Start Provided data

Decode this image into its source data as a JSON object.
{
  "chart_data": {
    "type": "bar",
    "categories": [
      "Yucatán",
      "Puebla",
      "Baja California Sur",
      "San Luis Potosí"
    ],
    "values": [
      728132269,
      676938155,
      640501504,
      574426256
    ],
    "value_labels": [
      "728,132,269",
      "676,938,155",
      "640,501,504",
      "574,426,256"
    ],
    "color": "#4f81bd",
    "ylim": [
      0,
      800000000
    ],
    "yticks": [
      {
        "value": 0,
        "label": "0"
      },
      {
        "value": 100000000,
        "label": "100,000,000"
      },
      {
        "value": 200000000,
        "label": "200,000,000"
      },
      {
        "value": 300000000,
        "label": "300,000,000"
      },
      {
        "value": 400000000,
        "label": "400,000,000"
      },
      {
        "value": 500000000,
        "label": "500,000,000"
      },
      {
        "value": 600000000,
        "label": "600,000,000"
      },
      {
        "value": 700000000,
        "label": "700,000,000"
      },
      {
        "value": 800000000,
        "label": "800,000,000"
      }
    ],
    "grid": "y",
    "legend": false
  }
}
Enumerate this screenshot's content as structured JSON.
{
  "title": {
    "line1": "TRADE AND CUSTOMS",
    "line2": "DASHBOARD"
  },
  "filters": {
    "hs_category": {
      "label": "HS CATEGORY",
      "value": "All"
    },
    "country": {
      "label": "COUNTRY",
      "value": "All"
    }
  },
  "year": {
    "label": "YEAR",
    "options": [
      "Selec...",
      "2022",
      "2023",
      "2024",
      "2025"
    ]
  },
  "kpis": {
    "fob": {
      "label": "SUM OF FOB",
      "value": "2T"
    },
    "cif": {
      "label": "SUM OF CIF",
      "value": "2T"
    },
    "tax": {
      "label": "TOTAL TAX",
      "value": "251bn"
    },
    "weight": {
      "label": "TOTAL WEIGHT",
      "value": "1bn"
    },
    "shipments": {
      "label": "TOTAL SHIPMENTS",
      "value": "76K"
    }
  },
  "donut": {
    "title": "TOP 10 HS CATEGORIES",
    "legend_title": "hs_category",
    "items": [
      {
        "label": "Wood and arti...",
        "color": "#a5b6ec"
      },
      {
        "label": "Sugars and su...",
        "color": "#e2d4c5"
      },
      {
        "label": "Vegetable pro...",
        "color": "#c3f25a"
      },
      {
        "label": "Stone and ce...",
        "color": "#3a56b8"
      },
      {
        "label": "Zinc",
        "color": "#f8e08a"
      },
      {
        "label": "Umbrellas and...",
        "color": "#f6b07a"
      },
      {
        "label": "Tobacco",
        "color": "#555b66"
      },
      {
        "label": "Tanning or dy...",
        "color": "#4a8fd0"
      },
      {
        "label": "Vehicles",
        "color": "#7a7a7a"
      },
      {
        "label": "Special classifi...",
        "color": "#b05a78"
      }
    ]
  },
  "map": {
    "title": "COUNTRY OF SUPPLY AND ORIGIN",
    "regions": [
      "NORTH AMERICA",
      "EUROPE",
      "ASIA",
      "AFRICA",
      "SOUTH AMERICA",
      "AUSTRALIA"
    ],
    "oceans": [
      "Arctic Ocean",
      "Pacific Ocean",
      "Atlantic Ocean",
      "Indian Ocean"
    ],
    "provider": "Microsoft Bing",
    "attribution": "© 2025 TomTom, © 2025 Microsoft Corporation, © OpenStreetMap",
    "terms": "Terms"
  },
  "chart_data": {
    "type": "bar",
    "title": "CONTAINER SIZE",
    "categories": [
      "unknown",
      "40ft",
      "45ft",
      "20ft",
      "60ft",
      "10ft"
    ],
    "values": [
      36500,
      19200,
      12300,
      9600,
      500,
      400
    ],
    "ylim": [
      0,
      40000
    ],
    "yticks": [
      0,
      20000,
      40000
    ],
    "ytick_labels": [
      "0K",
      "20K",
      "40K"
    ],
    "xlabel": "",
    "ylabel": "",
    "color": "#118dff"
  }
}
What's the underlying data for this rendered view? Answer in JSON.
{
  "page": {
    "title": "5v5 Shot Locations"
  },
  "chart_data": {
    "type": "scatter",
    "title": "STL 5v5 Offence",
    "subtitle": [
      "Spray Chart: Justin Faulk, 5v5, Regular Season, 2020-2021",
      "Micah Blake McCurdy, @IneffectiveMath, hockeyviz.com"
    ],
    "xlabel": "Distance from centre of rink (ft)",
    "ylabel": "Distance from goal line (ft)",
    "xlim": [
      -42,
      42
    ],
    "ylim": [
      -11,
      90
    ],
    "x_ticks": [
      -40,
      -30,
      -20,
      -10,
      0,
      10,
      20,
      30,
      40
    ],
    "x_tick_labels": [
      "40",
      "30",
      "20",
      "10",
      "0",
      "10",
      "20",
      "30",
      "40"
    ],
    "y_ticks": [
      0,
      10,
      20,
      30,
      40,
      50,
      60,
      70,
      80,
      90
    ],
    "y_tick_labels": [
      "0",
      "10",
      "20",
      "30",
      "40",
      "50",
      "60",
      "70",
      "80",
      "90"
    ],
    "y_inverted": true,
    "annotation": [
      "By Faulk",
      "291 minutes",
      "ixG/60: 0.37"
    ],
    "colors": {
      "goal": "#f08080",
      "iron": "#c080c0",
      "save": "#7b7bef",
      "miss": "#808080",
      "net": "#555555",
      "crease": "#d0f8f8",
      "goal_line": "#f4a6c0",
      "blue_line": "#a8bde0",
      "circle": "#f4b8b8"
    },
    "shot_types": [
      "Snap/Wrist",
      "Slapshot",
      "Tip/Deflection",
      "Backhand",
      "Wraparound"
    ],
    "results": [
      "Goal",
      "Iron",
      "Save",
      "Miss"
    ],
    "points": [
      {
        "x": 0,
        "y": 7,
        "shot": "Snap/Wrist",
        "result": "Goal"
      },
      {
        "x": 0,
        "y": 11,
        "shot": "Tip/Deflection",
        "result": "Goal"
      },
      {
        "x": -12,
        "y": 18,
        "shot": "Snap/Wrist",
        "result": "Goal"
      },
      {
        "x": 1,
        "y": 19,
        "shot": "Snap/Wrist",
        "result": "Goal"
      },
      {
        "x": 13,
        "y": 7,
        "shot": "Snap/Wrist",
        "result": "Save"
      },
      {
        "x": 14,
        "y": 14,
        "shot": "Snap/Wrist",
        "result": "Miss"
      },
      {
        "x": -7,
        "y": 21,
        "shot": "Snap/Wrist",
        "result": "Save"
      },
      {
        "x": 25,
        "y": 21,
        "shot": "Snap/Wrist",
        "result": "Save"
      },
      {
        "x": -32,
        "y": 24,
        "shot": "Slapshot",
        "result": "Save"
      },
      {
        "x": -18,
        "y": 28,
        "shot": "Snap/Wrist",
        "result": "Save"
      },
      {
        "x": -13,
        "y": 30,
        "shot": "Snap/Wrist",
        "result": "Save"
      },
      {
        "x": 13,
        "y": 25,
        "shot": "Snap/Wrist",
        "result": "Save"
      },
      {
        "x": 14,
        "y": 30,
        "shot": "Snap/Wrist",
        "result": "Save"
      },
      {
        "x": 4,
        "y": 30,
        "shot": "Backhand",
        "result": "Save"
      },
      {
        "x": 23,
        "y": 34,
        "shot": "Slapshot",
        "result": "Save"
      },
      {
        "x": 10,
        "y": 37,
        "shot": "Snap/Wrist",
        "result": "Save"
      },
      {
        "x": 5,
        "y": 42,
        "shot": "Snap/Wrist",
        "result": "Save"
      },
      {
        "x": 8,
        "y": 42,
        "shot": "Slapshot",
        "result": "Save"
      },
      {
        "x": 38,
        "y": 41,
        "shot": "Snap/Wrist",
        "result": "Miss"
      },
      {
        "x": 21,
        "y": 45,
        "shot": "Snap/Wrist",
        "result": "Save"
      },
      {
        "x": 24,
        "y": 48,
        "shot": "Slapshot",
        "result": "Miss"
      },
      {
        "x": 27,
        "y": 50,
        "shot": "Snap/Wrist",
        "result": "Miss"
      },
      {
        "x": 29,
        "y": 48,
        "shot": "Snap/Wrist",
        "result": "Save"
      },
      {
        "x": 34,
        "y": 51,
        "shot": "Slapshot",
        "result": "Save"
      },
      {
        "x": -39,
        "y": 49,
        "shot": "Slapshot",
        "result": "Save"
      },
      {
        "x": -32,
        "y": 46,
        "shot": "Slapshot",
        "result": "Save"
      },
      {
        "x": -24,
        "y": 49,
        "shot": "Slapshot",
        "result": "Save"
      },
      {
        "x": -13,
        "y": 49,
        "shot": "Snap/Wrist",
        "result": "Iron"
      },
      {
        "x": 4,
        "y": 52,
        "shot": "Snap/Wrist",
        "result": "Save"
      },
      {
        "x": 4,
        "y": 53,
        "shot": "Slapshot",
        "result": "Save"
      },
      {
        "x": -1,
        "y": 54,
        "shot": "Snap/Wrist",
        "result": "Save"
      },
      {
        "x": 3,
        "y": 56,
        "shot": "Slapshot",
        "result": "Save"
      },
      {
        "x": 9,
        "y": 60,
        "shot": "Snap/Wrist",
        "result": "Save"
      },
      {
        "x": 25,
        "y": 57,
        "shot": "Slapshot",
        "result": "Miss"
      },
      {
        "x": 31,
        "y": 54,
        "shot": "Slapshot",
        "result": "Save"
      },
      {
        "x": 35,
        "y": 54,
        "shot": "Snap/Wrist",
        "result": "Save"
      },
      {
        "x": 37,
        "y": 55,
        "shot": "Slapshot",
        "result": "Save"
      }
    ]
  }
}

End Provided data

• _Request_
Go through the material above and copy each line that has the word "Faulk".

• _Solution to the problem_
      "Spray Chart: Justin Faulk, 5v5, Regular Season, 2020-2021",
      "By Faulk",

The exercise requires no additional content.